What the task requires: All of the data should be output character for character, except the pictures.

Source records:
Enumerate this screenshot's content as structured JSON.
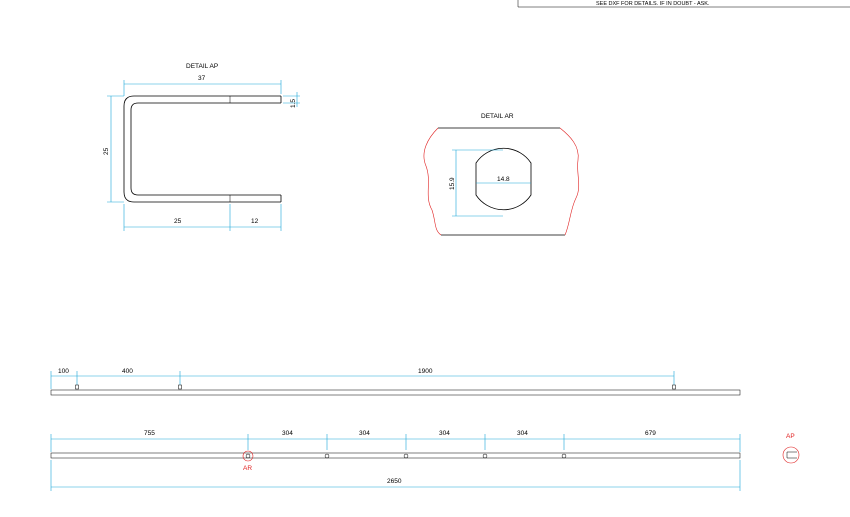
{
  "note": "SEE DXF FOR DETAILS.   IF IN DOUBT - ASK.",
  "detail_ap": {
    "title": "DETAIL AP",
    "dim_width": "37",
    "dim_thickness": "1.5",
    "dim_height": "25",
    "dim_bottom_left": "25",
    "dim_bottom_right": "12"
  },
  "detail_ar": {
    "title": "DETAIL AR",
    "dim_hole_height": "15.9",
    "dim_hole_width": "14.8"
  },
  "top_bar": {
    "dims": [
      "100",
      "400",
      "1900"
    ]
  },
  "bottom_bar": {
    "dims": [
      "755",
      "304",
      "304",
      "304",
      "304",
      "679"
    ],
    "overall": "2650",
    "callout_ar": "AR",
    "callout_ap": "AP"
  },
  "colors": {
    "dimension": "#1aa7d8",
    "callout": "#e02020",
    "geometry": "#000000"
  }
}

Task solution:
Enumerate this screenshot's content as structured JSON.
{
  "note": "SEE DXF FOR DETAILS.   IF IN DOUBT - ASK.",
  "detail_ap": {
    "title": "DETAIL AP",
    "dim_width": "37",
    "dim_thickness": "1.5",
    "dim_height": "25",
    "dim_bottom_left": "25",
    "dim_bottom_right": "12"
  },
  "detail_ar": {
    "title": "DETAIL AR",
    "dim_hole_height": "15.9",
    "dim_hole_width": "14.8"
  },
  "top_bar": {
    "dims": [
      "100",
      "400",
      "1900"
    ]
  },
  "bottom_bar": {
    "dims": [
      "755",
      "304",
      "304",
      "304",
      "304",
      "679"
    ],
    "overall": "2650",
    "callout_ar": "AR",
    "callout_ap": "AP"
  },
  "colors": {
    "dimension": "#1aa7d8",
    "callout": "#e02020",
    "geometry": "#000000"
  }
}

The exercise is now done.